=== Requirements ===
Copy every line of the records below where the word "having" occurs.

══════════════════════════════

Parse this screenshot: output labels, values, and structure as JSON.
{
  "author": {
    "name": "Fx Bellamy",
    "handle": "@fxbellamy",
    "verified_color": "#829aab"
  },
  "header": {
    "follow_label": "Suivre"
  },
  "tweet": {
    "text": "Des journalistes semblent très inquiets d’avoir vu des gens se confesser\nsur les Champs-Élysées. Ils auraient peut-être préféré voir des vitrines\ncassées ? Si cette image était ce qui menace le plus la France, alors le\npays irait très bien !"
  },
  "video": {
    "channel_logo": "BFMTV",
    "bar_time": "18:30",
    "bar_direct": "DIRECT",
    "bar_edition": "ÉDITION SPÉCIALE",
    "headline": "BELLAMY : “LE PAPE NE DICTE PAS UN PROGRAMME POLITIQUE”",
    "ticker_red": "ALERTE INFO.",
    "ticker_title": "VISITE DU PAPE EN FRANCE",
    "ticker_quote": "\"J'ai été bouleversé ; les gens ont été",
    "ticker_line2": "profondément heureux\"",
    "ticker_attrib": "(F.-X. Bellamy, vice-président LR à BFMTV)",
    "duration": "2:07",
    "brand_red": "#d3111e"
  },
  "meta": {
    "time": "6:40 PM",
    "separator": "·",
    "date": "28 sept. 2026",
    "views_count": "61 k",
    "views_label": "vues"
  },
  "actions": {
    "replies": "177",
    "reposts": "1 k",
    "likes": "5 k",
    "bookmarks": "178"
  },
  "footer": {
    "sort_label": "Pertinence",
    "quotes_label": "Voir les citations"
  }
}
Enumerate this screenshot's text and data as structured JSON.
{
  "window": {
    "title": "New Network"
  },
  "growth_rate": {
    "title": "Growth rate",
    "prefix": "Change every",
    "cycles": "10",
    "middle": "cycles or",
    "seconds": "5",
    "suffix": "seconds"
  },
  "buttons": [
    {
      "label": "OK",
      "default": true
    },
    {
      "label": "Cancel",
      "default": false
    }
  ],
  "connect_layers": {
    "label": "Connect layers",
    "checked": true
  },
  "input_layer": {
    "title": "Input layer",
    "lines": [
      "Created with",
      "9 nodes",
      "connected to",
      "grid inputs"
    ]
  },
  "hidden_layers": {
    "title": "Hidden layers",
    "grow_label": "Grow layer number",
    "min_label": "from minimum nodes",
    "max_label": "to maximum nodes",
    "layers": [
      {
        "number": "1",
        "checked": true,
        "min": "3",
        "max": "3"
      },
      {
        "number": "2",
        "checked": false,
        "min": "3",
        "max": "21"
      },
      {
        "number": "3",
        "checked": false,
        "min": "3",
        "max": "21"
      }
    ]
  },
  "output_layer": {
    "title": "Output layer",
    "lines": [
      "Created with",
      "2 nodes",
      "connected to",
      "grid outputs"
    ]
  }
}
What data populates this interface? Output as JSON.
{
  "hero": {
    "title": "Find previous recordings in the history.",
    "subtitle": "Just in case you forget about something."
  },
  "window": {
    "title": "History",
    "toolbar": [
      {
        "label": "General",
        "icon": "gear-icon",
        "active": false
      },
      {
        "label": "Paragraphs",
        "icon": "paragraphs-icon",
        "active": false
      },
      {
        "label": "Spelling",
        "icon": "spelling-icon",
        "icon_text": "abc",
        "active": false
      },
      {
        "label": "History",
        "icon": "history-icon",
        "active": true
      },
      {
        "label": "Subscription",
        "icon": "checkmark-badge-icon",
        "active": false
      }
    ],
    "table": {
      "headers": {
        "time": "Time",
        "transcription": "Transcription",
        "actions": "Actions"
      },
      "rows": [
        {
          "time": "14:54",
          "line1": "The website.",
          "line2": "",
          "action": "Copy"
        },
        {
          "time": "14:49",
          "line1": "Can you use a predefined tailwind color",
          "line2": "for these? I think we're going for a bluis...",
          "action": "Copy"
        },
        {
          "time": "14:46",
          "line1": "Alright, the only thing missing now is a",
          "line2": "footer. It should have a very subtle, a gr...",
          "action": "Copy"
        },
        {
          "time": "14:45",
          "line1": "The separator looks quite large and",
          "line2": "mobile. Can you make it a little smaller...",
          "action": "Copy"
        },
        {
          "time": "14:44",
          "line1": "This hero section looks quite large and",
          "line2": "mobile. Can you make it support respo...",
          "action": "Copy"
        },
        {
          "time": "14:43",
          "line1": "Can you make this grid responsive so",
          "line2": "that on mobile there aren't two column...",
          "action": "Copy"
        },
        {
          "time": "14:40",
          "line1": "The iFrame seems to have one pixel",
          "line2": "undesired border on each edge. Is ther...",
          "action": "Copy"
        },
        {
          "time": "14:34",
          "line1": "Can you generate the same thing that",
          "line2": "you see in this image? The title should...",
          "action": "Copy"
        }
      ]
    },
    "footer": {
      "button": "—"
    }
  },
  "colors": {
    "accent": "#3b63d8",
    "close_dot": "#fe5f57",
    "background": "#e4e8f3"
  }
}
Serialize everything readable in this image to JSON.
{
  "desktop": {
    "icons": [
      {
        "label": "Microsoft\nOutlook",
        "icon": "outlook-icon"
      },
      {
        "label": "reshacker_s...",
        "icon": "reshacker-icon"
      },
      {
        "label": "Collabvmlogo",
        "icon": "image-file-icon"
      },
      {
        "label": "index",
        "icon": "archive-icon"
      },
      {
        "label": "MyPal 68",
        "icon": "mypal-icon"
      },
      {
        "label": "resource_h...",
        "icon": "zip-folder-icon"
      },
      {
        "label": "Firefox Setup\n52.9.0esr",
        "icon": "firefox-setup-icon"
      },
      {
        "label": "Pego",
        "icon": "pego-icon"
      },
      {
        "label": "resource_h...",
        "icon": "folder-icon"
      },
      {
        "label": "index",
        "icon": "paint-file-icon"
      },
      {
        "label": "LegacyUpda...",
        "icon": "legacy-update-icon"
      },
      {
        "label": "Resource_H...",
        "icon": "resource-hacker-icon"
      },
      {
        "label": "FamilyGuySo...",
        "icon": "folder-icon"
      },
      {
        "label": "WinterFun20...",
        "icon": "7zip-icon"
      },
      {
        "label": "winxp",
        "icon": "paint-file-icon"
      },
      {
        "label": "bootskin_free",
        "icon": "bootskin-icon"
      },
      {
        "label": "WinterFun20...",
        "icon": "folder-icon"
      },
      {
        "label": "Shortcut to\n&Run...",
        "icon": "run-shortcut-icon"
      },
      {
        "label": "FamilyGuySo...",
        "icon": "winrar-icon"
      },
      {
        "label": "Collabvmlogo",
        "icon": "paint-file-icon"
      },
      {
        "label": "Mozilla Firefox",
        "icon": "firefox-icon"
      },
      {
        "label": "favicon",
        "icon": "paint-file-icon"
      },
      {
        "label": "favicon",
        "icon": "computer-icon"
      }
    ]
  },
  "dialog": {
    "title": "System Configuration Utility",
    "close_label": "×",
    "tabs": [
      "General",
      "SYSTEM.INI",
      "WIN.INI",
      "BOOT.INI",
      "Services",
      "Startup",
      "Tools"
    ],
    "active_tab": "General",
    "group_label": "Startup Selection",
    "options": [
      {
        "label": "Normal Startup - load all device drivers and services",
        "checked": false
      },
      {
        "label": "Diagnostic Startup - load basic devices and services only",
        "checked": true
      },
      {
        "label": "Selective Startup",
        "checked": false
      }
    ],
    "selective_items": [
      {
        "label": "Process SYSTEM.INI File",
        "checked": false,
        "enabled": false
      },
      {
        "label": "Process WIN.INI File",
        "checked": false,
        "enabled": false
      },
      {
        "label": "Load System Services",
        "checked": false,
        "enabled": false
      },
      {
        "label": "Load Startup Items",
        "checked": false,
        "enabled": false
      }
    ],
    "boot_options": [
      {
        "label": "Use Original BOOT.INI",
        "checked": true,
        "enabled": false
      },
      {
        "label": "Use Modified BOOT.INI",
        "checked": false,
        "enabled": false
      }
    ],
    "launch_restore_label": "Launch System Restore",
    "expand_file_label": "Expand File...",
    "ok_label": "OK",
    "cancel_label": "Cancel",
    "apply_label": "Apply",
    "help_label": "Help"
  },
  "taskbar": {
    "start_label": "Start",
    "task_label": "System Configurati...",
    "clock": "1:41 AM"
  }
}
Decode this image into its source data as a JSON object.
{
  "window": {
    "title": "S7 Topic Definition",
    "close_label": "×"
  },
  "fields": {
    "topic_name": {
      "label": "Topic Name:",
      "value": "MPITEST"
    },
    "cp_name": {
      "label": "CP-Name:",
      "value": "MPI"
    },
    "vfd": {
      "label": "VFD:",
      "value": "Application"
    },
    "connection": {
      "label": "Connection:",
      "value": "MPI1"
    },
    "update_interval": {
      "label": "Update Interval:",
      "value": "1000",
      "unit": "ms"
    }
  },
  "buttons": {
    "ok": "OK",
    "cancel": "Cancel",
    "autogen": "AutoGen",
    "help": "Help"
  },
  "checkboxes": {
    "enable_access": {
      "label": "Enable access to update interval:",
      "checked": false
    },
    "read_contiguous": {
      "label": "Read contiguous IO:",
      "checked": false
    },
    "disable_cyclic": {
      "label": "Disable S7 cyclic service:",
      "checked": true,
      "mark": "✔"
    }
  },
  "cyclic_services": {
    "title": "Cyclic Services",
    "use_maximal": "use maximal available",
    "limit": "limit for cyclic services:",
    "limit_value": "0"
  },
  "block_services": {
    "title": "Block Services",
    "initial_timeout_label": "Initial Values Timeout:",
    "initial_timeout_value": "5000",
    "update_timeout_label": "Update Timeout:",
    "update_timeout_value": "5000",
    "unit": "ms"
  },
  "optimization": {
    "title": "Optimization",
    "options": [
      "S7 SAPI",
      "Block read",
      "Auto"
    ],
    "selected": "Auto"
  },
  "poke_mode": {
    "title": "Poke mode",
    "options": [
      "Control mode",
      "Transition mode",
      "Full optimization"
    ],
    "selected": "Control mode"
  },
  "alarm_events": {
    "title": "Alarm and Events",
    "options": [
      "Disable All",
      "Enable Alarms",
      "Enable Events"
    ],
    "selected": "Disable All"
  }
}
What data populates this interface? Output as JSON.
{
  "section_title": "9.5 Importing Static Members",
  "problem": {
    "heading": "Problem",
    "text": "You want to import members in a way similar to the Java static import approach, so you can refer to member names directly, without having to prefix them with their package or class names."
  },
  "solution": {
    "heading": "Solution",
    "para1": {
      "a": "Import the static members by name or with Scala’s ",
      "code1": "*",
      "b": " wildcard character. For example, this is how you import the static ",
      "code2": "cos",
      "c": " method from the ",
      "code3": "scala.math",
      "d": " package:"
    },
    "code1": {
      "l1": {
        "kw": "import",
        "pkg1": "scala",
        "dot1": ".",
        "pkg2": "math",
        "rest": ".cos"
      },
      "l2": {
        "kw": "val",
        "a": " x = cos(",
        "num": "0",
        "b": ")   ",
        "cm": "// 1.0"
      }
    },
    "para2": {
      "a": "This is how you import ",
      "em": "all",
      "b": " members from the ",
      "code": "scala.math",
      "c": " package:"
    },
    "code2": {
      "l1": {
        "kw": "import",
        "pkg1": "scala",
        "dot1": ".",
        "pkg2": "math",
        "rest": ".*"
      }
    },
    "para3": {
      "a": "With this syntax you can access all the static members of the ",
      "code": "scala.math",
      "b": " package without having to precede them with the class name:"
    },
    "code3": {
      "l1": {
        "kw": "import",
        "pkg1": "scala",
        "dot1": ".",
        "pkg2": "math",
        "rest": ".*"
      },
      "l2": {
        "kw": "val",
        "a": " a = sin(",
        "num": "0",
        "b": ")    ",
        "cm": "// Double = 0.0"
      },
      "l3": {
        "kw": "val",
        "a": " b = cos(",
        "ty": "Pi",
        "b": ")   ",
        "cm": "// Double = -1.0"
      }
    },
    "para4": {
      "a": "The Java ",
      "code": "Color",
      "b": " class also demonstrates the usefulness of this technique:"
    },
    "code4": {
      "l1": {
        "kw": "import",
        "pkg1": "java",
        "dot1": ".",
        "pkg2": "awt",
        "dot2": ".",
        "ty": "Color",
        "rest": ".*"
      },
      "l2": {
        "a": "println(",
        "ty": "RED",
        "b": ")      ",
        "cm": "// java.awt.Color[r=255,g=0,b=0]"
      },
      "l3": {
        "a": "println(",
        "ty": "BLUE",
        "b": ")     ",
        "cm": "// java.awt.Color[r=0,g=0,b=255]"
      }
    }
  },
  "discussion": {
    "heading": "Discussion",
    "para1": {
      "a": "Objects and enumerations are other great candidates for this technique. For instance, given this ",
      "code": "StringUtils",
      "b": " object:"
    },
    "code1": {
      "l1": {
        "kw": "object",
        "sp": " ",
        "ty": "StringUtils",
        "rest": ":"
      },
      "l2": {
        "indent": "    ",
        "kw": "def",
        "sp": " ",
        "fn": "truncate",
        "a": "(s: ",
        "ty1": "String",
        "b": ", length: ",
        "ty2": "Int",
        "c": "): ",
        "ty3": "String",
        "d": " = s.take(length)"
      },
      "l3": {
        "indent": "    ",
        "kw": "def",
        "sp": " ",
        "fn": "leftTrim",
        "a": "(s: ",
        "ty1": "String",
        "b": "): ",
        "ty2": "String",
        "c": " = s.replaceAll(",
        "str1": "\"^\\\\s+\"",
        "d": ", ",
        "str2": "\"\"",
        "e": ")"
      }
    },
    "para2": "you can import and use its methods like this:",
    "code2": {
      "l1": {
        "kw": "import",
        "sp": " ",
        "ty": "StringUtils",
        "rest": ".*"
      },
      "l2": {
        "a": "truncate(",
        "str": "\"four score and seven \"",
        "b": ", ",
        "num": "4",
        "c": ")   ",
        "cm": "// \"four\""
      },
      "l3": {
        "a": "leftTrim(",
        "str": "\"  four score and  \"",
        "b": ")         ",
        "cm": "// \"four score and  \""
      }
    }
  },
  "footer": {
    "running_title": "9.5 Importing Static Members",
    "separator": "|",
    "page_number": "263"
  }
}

══════════════════════════════

=== The result ===
    "text": "You want to import members in a way similar to the Java static import approach, so you can refer to member names directly, without having to prefix them with their package or class names."
      "b": " package without having to precede them with the class name:"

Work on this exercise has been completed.